--- START Provided data ---
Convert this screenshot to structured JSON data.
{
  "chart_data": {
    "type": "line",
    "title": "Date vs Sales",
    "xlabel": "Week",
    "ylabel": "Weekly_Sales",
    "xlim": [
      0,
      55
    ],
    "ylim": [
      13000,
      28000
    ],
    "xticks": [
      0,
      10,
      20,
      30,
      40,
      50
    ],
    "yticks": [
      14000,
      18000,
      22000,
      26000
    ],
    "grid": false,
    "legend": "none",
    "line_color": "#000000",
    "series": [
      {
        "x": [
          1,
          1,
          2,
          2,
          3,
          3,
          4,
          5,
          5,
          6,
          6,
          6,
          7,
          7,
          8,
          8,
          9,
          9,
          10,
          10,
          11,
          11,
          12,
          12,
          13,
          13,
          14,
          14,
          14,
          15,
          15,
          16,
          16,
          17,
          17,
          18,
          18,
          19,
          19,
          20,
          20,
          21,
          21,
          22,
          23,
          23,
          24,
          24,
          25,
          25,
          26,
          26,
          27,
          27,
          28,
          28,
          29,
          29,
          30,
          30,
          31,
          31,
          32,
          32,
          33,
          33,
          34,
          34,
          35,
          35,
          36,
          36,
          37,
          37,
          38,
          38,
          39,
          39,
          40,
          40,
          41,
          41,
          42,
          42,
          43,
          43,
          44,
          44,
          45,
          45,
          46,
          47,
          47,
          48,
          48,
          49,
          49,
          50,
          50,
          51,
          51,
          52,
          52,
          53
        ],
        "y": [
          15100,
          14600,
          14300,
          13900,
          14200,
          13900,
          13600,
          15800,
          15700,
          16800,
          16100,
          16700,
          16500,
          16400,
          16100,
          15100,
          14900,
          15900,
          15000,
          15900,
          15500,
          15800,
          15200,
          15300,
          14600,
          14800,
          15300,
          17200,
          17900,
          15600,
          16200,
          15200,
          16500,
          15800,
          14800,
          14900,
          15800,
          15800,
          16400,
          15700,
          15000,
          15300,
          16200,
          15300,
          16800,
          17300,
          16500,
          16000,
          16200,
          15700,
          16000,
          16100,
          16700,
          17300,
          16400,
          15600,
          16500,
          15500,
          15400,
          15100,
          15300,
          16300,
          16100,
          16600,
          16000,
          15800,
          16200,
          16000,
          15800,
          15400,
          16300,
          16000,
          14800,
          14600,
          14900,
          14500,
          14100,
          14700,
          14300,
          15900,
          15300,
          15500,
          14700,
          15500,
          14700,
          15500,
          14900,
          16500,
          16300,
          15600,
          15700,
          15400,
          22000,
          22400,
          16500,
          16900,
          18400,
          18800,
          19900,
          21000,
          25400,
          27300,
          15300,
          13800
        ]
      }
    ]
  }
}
--- END Provided data ---
> [Directive]: Write out the entries above once more, without altering anything.

> [Solution to the exercise]:
Convert this screenshot to structured JSON data.
{
  "chart_data": {
    "type": "line",
    "title": "Date vs Sales",
    "xlabel": "Week",
    "ylabel": "Weekly_Sales",
    "xlim": [
      0,
      55
    ],
    "ylim": [
      13000,
      28000
    ],
    "xticks": [
      0,
      10,
      20,
      30,
      40,
      50
    ],
    "yticks": [
      14000,
      18000,
      22000,
      26000
    ],
    "grid": false,
    "legend": "none",
    "line_color": "#000000",
    "series": [
      {
        "x": [
          1,
          1,
          2,
          2,
          3,
          3,
          4,
          5,
          5,
          6,
          6,
          6,
          7,
          7,
          8,
          8,
          9,
          9,
          10,
          10,
          11,
          11,
          12,
          12,
          13,
          13,
          14,
          14,
          14,
          15,
          15,
          16,
          16,
          17,
          17,
          18,
          18,
          19,
          19,
          20,
          20,
          21,
          21,
          22,
          23,
          23,
          24,
          24,
          25,
          25,
          26,
          26,
          27,
          27,
          28,
          28,
          29,
          29,
          30,
          30,
          31,
          31,
          32,
          32,
          33,
          33,
          34,
          34,
          35,
          35,
          36,
          36,
          37,
          37,
          38,
          38,
          39,
          39,
          40,
          40,
          41,
          41,
          42,
          42,
          43,
          43,
          44,
          44,
          45,
          45,
          46,
          47,
          47,
          48,
          48,
          49,
          49,
          50,
          50,
          51,
          51,
          52,
          52,
          53
        ],
        "y": [
          15100,
          14600,
          14300,
          13900,
          14200,
          13900,
          13600,
          15800,
          15700,
          16800,
          16100,
          16700,
          16500,
          16400,
          16100,
          15100,
          14900,
          15900,
          15000,
          15900,
          15500,
          15800,
          15200,
          15300,
          14600,
          14800,
          15300,
          17200,
          17900,
          15600,
          16200,
          15200,
          16500,
          15800,
          14800,
          14900,
          15800,
          15800,
          16400,
          15700,
          15000,
          15300,
          16200,
          15300,
          16800,
          17300,
          16500,
          16000,
          16200,
          15700,
          16000,
          16100,
          16700,
          17300,
          16400,
          15600,
          16500,
          15500,
          15400,
          15100,
          15300,
          16300,
          16100,
          16600,
          16000,
          15800,
          16200,
          16000,
          15800,
          15400,
          16300,
          16000,
          14800,
          14600,
          14900,
          14500,
          14100,
          14700,
          14300,
          15900,
          15300,
          15500,
          14700,
          15500,
          14700,
          15500,
          14900,
          16500,
          16300,
          15600,
          15700,
          15400,
          22000,
          22400,
          16500,
          16900,
          18400,
          18800,
          19900,
          21000,
          25400,
          27300,
          15300,
          13800
        ]
      }
    ]
  }
}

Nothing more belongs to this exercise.